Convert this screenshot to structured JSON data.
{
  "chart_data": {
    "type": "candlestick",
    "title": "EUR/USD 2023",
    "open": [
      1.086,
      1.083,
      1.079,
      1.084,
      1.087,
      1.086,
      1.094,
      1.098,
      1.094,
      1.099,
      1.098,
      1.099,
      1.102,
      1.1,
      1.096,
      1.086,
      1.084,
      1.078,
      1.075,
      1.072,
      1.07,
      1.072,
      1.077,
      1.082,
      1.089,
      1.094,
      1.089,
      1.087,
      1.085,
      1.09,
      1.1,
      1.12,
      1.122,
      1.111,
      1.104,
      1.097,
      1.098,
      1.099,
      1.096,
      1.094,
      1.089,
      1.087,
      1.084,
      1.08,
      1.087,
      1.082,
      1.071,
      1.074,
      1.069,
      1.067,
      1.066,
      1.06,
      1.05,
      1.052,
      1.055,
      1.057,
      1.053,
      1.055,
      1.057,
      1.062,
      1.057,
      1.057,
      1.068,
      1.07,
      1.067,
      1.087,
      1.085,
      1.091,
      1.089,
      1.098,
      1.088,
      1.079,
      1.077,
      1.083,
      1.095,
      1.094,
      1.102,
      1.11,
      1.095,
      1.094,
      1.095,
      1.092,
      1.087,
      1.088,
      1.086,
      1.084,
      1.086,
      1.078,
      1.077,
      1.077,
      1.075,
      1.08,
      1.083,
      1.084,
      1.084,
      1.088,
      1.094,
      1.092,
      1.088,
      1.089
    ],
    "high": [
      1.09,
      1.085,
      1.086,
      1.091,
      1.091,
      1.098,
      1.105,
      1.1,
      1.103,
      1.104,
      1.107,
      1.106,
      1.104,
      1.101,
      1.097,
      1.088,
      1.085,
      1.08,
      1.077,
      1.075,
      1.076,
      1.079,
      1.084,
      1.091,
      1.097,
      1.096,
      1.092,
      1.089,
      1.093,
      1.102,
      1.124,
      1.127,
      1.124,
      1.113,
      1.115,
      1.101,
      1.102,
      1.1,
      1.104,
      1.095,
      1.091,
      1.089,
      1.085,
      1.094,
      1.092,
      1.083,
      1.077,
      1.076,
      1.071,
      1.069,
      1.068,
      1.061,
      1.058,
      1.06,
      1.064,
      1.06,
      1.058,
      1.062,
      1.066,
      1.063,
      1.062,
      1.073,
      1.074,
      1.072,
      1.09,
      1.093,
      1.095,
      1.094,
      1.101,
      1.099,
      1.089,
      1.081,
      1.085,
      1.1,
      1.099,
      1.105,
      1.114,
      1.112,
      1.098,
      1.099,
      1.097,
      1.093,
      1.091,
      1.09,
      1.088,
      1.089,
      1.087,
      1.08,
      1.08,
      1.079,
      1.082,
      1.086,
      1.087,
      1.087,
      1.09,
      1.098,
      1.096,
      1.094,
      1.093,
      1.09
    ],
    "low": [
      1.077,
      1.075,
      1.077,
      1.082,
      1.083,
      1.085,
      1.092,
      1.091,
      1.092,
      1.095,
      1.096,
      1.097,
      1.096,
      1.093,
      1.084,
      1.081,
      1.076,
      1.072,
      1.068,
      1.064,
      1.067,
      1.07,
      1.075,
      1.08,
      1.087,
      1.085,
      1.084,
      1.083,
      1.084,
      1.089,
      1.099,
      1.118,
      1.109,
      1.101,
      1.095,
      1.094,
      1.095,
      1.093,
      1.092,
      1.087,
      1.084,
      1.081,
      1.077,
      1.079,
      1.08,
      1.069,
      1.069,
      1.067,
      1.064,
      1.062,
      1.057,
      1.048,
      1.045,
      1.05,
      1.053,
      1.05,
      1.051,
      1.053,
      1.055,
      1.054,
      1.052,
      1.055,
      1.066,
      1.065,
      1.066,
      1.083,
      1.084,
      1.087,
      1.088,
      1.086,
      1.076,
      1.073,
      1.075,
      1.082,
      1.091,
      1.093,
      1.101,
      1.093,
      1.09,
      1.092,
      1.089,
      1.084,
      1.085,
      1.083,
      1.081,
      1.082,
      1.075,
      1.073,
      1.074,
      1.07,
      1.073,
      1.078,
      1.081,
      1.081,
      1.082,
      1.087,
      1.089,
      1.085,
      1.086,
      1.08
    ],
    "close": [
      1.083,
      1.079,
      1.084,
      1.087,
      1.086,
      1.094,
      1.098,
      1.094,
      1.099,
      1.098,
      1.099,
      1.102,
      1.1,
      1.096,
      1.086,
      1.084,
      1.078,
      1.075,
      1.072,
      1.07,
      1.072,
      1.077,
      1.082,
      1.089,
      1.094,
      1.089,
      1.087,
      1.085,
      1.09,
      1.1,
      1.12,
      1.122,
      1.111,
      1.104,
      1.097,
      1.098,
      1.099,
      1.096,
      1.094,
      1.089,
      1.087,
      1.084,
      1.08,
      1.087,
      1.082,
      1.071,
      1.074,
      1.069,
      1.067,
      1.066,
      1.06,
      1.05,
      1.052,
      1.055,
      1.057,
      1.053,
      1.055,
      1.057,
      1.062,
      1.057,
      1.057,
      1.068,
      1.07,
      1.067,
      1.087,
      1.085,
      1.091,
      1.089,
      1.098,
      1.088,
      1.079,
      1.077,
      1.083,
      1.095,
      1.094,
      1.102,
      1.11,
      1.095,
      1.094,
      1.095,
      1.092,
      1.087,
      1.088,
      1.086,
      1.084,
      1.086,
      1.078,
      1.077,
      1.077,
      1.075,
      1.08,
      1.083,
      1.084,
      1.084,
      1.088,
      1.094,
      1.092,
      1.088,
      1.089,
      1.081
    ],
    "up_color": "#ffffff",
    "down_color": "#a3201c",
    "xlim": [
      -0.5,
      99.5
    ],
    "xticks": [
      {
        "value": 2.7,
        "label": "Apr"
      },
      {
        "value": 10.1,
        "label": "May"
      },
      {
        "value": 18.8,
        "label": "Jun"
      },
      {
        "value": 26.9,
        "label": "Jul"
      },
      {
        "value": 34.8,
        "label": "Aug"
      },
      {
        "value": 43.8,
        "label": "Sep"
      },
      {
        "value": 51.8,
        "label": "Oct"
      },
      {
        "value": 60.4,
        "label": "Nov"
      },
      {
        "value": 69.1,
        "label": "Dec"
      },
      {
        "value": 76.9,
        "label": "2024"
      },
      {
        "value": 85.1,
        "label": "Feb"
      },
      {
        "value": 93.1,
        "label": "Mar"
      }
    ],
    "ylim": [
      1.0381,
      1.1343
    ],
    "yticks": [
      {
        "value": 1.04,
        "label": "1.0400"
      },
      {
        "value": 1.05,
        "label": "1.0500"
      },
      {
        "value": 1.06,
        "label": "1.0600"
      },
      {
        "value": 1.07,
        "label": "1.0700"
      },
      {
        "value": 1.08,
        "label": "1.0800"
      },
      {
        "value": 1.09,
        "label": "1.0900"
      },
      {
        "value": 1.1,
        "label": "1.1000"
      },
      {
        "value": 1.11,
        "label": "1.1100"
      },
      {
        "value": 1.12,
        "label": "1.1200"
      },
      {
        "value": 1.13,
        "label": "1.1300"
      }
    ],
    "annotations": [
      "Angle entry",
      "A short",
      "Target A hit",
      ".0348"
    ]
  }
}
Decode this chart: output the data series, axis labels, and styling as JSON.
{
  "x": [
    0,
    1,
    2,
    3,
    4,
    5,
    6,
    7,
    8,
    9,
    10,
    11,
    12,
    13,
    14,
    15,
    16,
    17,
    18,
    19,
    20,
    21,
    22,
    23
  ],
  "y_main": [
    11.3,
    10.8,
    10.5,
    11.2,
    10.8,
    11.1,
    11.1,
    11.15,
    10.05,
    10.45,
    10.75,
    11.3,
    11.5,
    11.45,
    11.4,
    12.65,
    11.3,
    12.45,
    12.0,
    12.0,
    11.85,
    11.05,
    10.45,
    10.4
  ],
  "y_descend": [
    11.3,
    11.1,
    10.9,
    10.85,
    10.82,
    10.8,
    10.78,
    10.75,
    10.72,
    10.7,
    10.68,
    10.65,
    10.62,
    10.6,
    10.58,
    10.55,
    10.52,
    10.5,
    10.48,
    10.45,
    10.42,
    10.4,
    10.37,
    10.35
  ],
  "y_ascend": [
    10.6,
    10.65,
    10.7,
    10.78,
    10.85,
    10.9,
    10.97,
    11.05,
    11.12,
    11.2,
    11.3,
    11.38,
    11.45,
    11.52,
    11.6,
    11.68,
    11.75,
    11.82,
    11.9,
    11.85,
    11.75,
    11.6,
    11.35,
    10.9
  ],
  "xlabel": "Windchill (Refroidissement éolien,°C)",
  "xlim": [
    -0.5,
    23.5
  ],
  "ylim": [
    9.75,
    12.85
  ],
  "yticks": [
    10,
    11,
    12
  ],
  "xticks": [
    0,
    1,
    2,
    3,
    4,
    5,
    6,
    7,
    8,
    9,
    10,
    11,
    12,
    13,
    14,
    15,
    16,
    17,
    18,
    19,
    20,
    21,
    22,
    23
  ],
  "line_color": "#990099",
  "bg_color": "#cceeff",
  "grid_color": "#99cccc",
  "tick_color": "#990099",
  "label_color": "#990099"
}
——
Print the line containing "Decode this chart: output" and every line after it to the end of the records above, exactly as written, and nothing else.

**Expected answer:**
Decode this chart: output the data series, axis labels, and styling as JSON.
{
  "x": [
    0,
    1,
    2,
    3,
    4,
    5,
    6,
    7,
    8,
    9,
    10,
    11,
    12,
    13,
    14,
    15,
    16,
    17,
    18,
    19,
    20,
    21,
    22,
    23
  ],
  "y_main": [
    11.3,
    10.8,
    10.5,
    11.2,
    10.8,
    11.1,
    11.1,
    11.15,
    10.05,
    10.45,
    10.75,
    11.3,
    11.5,
    11.45,
    11.4,
    12.65,
    11.3,
    12.45,
    12.0,
    12.0,
    11.85,
    11.05,
    10.45,
    10.4
  ],
  "y_descend": [
    11.3,
    11.1,
    10.9,
    10.85,
    10.82,
    10.8,
    10.78,
    10.75,
    10.72,
    10.7,
    10.68,
    10.65,
    10.62,
    10.6,
    10.58,
    10.55,
    10.52,
    10.5,
    10.48,
    10.45,
    10.42,
    10.4,
    10.37,
    10.35
  ],
  "y_ascend": [
    10.6,
    10.65,
    10.7,
    10.78,
    10.85,
    10.9,
    10.97,
    11.05,
    11.12,
    11.2,
    11.3,
    11.38,
    11.45,
    11.52,
    11.6,
    11.68,
    11.75,
    11.82,
    11.9,
    11.85,
    11.75,
    11.6,
    11.35,
    10.9
  ],
  "xlabel": "Windchill (Refroidissement éolien,°C)",
  "xlim": [
    -0.5,
    23.5
  ],
  "ylim": [
    9.75,
    12.85
  ],
  "yticks": [
    10,
    11,
    12
  ],
  "xticks": [
    0,
    1,
    2,
    3,
    4,
    5,
    6,
    7,
    8,
    9,
    10,
    11,
    12,
    13,
    14,
    15,
    16,
    17,
    18,
    19,
    20,
    21,
    22,
    23
  ],
  "line_color": "#990099",
  "bg_color": "#cceeff",
  "grid_color": "#99cccc",
  "tick_color": "#990099",
  "label_color": "#990099"
}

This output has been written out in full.